(Records from a data collection)
────────────────────────────────────────

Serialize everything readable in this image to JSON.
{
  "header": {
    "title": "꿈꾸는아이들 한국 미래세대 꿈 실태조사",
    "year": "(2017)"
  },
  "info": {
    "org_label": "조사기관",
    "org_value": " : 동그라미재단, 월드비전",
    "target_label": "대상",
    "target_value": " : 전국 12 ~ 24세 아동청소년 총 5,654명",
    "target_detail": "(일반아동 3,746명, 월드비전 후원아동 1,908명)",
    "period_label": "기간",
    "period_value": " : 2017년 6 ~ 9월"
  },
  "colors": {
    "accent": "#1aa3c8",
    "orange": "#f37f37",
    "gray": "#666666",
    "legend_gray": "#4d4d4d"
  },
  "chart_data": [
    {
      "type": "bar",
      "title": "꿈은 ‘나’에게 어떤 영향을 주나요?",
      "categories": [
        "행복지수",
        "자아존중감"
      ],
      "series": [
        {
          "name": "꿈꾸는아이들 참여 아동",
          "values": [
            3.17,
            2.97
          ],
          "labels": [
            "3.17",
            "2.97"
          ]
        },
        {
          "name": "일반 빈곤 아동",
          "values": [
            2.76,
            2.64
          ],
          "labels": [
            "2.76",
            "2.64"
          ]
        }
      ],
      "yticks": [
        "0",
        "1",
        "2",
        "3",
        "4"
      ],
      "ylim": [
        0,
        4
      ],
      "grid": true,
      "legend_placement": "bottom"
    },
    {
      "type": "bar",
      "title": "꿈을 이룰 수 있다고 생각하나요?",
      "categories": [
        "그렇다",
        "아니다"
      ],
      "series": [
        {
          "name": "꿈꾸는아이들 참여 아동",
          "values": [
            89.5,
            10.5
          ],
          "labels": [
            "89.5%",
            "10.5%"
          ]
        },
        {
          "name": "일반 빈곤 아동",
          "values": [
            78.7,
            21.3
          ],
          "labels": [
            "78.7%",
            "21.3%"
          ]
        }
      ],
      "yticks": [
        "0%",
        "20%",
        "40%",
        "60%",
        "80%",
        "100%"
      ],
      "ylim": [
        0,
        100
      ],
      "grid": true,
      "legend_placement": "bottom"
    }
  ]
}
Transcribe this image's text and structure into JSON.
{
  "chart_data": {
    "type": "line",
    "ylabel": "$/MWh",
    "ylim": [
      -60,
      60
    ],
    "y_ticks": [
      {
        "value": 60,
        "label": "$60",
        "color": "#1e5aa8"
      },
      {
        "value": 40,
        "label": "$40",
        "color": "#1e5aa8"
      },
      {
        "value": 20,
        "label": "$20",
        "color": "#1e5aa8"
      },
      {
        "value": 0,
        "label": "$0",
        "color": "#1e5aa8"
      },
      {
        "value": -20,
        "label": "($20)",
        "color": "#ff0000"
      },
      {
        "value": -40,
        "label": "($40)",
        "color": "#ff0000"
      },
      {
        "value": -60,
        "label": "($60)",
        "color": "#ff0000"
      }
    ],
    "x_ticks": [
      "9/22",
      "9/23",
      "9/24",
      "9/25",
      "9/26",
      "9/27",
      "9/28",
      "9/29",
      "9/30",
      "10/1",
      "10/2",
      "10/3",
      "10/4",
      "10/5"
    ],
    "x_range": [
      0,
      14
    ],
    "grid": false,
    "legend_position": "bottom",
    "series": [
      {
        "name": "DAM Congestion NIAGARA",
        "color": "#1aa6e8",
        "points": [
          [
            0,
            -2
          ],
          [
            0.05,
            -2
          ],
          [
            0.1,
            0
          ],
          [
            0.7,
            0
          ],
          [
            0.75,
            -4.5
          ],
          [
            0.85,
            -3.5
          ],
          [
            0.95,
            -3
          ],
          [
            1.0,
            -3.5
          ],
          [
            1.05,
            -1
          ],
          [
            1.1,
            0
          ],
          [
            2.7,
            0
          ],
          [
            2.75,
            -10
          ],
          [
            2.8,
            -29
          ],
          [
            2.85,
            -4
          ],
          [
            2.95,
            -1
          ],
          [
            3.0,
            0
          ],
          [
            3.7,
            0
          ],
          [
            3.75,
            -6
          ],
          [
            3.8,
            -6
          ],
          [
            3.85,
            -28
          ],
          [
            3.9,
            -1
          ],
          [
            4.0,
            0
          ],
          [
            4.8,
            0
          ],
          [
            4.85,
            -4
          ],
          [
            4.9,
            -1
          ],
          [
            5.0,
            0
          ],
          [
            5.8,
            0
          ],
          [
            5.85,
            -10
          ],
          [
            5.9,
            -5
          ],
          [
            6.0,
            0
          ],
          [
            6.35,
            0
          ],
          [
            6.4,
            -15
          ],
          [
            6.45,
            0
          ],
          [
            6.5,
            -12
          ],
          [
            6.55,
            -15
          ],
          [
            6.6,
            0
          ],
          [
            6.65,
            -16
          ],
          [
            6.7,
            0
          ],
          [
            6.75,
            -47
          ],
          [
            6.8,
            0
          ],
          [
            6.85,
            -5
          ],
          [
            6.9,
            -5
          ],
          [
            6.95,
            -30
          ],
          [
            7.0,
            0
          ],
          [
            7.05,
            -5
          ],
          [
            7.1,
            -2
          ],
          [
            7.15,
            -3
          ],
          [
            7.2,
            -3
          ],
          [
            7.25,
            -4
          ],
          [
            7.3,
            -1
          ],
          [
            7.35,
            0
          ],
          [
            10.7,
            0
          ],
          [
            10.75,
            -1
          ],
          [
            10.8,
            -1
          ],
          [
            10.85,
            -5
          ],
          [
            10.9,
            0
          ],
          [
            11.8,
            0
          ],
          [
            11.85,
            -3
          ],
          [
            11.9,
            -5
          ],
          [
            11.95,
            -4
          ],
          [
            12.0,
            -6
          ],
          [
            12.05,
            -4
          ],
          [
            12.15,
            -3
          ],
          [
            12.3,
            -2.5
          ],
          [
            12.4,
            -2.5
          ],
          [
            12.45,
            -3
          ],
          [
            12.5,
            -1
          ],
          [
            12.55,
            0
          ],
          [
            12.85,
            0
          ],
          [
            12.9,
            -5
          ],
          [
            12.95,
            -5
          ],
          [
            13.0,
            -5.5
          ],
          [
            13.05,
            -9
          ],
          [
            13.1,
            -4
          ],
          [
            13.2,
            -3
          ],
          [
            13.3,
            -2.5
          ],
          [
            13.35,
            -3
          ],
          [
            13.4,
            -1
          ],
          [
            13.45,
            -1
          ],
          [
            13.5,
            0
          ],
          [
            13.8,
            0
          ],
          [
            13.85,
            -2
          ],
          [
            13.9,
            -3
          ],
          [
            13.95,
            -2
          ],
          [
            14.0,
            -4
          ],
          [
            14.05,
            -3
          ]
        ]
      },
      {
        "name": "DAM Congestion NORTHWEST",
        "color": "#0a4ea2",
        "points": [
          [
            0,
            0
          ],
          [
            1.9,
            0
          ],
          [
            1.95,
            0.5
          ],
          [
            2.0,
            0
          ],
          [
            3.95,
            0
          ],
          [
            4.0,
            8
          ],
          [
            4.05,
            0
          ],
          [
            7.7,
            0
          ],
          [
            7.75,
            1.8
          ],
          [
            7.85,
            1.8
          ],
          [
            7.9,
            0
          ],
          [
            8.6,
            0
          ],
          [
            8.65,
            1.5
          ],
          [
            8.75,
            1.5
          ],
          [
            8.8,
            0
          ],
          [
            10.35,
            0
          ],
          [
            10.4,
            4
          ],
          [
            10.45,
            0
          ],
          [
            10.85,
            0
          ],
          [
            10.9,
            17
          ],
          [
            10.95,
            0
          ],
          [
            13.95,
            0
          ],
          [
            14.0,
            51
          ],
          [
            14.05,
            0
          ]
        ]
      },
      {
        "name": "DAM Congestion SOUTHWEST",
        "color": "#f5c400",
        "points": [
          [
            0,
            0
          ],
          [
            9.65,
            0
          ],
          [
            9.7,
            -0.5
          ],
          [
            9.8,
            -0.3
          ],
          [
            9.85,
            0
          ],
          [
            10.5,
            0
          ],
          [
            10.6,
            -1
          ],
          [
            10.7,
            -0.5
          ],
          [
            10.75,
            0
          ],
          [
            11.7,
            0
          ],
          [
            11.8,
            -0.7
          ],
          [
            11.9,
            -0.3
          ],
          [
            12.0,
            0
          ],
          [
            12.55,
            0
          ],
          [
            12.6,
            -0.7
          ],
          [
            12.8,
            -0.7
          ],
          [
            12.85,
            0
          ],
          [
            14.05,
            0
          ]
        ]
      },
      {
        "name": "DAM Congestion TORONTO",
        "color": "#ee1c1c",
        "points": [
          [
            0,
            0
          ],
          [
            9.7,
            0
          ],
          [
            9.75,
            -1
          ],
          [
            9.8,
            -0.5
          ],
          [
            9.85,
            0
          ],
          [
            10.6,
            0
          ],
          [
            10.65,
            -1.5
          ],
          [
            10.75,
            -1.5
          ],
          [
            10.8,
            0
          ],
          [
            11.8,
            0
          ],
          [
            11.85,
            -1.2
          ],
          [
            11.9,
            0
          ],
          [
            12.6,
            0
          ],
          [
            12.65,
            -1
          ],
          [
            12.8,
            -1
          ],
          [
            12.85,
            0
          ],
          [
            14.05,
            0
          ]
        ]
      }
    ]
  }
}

────────────────────────────────────────

- GIVEN PROBLEM:
Pull out every line of the records that includes the string "월드비전".

- RESULT OF THE TASK:
    "org_value": " : 동그라미재단, 월드비전",
    "target_detail": "(일반아동 3,746명, 월드비전 후원아동 1,908명)",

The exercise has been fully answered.